## TASK DETAILS:
Write out the material again word for word, dropping any images it holds.

[Stored data entries]
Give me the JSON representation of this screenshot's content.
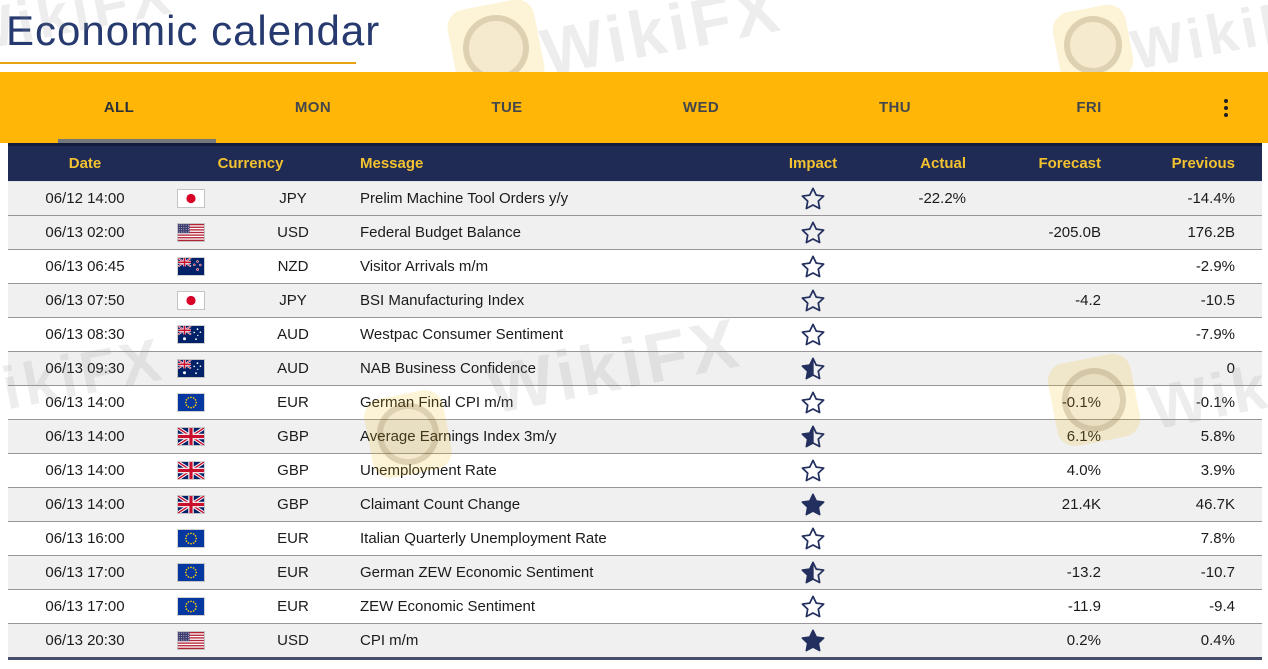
{
  "page": {
    "title": "Economic calendar"
  },
  "watermark": {
    "text": "WikiFX",
    "logo": "wikifx-eagle-logo"
  },
  "tabs": {
    "items": [
      {
        "label": "ALL",
        "active": true
      },
      {
        "label": "MON",
        "active": false
      },
      {
        "label": "TUE",
        "active": false
      },
      {
        "label": "WED",
        "active": false
      },
      {
        "label": "THU",
        "active": false
      },
      {
        "label": "FRI",
        "active": false
      }
    ],
    "more_icon": "kebab-menu-icon"
  },
  "table": {
    "headers": [
      "Date",
      "Currency",
      "Message",
      "Impact",
      "Actual",
      "Forecast",
      "Previous"
    ],
    "impact_icon": "star-icon",
    "rows": [
      {
        "date": "06/12 14:00",
        "flag": "jp",
        "currency": "JPY",
        "message": "Prelim Machine Tool Orders y/y",
        "impact": "low",
        "actual": "-22.2%",
        "forecast": "",
        "previous": "-14.4%",
        "shade": true
      },
      {
        "date": "06/13 02:00",
        "flag": "us",
        "currency": "USD",
        "message": "Federal Budget Balance",
        "impact": "low",
        "actual": "",
        "forecast": "-205.0B",
        "previous": "176.2B",
        "shade": true
      },
      {
        "date": "06/13 06:45",
        "flag": "nz",
        "currency": "NZD",
        "message": "Visitor Arrivals m/m",
        "impact": "low",
        "actual": "",
        "forecast": "",
        "previous": "-2.9%",
        "shade": false
      },
      {
        "date": "06/13 07:50",
        "flag": "jp",
        "currency": "JPY",
        "message": "BSI Manufacturing Index",
        "impact": "low",
        "actual": "",
        "forecast": "-4.2",
        "previous": "-10.5",
        "shade": true
      },
      {
        "date": "06/13 08:30",
        "flag": "au",
        "currency": "AUD",
        "message": "Westpac Consumer Sentiment",
        "impact": "low",
        "actual": "",
        "forecast": "",
        "previous": "-7.9%",
        "shade": false
      },
      {
        "date": "06/13 09:30",
        "flag": "au",
        "currency": "AUD",
        "message": "NAB Business Confidence",
        "impact": "medium",
        "actual": "",
        "forecast": "",
        "previous": "0",
        "shade": true
      },
      {
        "date": "06/13 14:00",
        "flag": "eu",
        "currency": "EUR",
        "message": "German Final CPI m/m",
        "impact": "low",
        "actual": "",
        "forecast": "-0.1%",
        "previous": "-0.1%",
        "shade": false
      },
      {
        "date": "06/13 14:00",
        "flag": "gb",
        "currency": "GBP",
        "message": "Average Earnings Index 3m/y",
        "impact": "medium",
        "actual": "",
        "forecast": "6.1%",
        "previous": "5.8%",
        "shade": true
      },
      {
        "date": "06/13 14:00",
        "flag": "gb",
        "currency": "GBP",
        "message": "Unemployment Rate",
        "impact": "low",
        "actual": "",
        "forecast": "4.0%",
        "previous": "3.9%",
        "shade": false
      },
      {
        "date": "06/13 14:00",
        "flag": "gb",
        "currency": "GBP",
        "message": "Claimant Count Change",
        "impact": "high",
        "actual": "",
        "forecast": "21.4K",
        "previous": "46.7K",
        "shade": true
      },
      {
        "date": "06/13 16:00",
        "flag": "eu",
        "currency": "EUR",
        "message": "Italian Quarterly Unemployment Rate",
        "impact": "low",
        "actual": "",
        "forecast": "",
        "previous": "7.8%",
        "shade": false
      },
      {
        "date": "06/13 17:00",
        "flag": "eu",
        "currency": "EUR",
        "message": "German ZEW Economic Sentiment",
        "impact": "medium",
        "actual": "",
        "forecast": "-13.2",
        "previous": "-10.7",
        "shade": true
      },
      {
        "date": "06/13 17:00",
        "flag": "eu",
        "currency": "EUR",
        "message": "ZEW Economic Sentiment",
        "impact": "low",
        "actual": "",
        "forecast": "-11.9",
        "previous": "-9.4",
        "shade": false
      },
      {
        "date": "06/13 20:30",
        "flag": "us",
        "currency": "USD",
        "message": "CPI m/m",
        "impact": "high",
        "actual": "",
        "forecast": "0.2%",
        "previous": "0.4%",
        "shade": true
      }
    ]
  },
  "colors": {
    "accent_orange": "#FFB607",
    "header_navy": "#1F2A55",
    "gold_text": "#F2C230",
    "title_navy": "#273A6F",
    "row_shade": "#F0F0F1",
    "star_navy": "#232F5E",
    "active_tab_underline": "#75787B",
    "title_underline": "#E7A312"
  }
}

## WRITTEN REPLY:
Give me the JSON representation of this screenshot's content.
{
  "page": {
    "title": "Economic calendar"
  },
  "watermark": {
    "text": "WikiFX",
    "logo": "wikifx-eagle-logo"
  },
  "tabs": {
    "items": [
      {
        "label": "ALL",
        "active": true
      },
      {
        "label": "MON",
        "active": false
      },
      {
        "label": "TUE",
        "active": false
      },
      {
        "label": "WED",
        "active": false
      },
      {
        "label": "THU",
        "active": false
      },
      {
        "label": "FRI",
        "active": false
      }
    ],
    "more_icon": "kebab-menu-icon"
  },
  "table": {
    "headers": [
      "Date",
      "Currency",
      "Message",
      "Impact",
      "Actual",
      "Forecast",
      "Previous"
    ],
    "impact_icon": "star-icon",
    "rows": [
      {
        "date": "06/12 14:00",
        "flag": "jp",
        "currency": "JPY",
        "message": "Prelim Machine Tool Orders y/y",
        "impact": "low",
        "actual": "-22.2%",
        "forecast": "",
        "previous": "-14.4%",
        "shade": true
      },
      {
        "date": "06/13 02:00",
        "flag": "us",
        "currency": "USD",
        "message": "Federal Budget Balance",
        "impact": "low",
        "actual": "",
        "forecast": "-205.0B",
        "previous": "176.2B",
        "shade": true
      },
      {
        "date": "06/13 06:45",
        "flag": "nz",
        "currency": "NZD",
        "message": "Visitor Arrivals m/m",
        "impact": "low",
        "actual": "",
        "forecast": "",
        "previous": "-2.9%",
        "shade": false
      },
      {
        "date": "06/13 07:50",
        "flag": "jp",
        "currency": "JPY",
        "message": "BSI Manufacturing Index",
        "impact": "low",
        "actual": "",
        "forecast": "-4.2",
        "previous": "-10.5",
        "shade": true
      },
      {
        "date": "06/13 08:30",
        "flag": "au",
        "currency": "AUD",
        "message": "Westpac Consumer Sentiment",
        "impact": "low",
        "actual": "",
        "forecast": "",
        "previous": "-7.9%",
        "shade": false
      },
      {
        "date": "06/13 09:30",
        "flag": "au",
        "currency": "AUD",
        "message": "NAB Business Confidence",
        "impact": "medium",
        "actual": "",
        "forecast": "",
        "previous": "0",
        "shade": true
      },
      {
        "date": "06/13 14:00",
        "flag": "eu",
        "currency": "EUR",
        "message": "German Final CPI m/m",
        "impact": "low",
        "actual": "",
        "forecast": "-0.1%",
        "previous": "-0.1%",
        "shade": false
      },
      {
        "date": "06/13 14:00",
        "flag": "gb",
        "currency": "GBP",
        "message": "Average Earnings Index 3m/y",
        "impact": "medium",
        "actual": "",
        "forecast": "6.1%",
        "previous": "5.8%",
        "shade": true
      },
      {
        "date": "06/13 14:00",
        "flag": "gb",
        "currency": "GBP",
        "message": "Unemployment Rate",
        "impact": "low",
        "actual": "",
        "forecast": "4.0%",
        "previous": "3.9%",
        "shade": false
      },
      {
        "date": "06/13 14:00",
        "flag": "gb",
        "currency": "GBP",
        "message": "Claimant Count Change",
        "impact": "high",
        "actual": "",
        "forecast": "21.4K",
        "previous": "46.7K",
        "shade": true
      },
      {
        "date": "06/13 16:00",
        "flag": "eu",
        "currency": "EUR",
        "message": "Italian Quarterly Unemployment Rate",
        "impact": "low",
        "actual": "",
        "forecast": "",
        "previous": "7.8%",
        "shade": false
      },
      {
        "date": "06/13 17:00",
        "flag": "eu",
        "currency": "EUR",
        "message": "German ZEW Economic Sentiment",
        "impact": "medium",
        "actual": "",
        "forecast": "-13.2",
        "previous": "-10.7",
        "shade": true
      },
      {
        "date": "06/13 17:00",
        "flag": "eu",
        "currency": "EUR",
        "message": "ZEW Economic Sentiment",
        "impact": "low",
        "actual": "",
        "forecast": "-11.9",
        "previous": "-9.4",
        "shade": false
      },
      {
        "date": "06/13 20:30",
        "flag": "us",
        "currency": "USD",
        "message": "CPI m/m",
        "impact": "high",
        "actual": "",
        "forecast": "0.2%",
        "previous": "0.4%",
        "shade": true
      }
    ]
  },
  "colors": {
    "accent_orange": "#FFB607",
    "header_navy": "#1F2A55",
    "gold_text": "#F2C230",
    "title_navy": "#273A6F",
    "row_shade": "#F0F0F1",
    "star_navy": "#232F5E",
    "active_tab_underline": "#75787B",
    "title_underline": "#E7A312"
  }
}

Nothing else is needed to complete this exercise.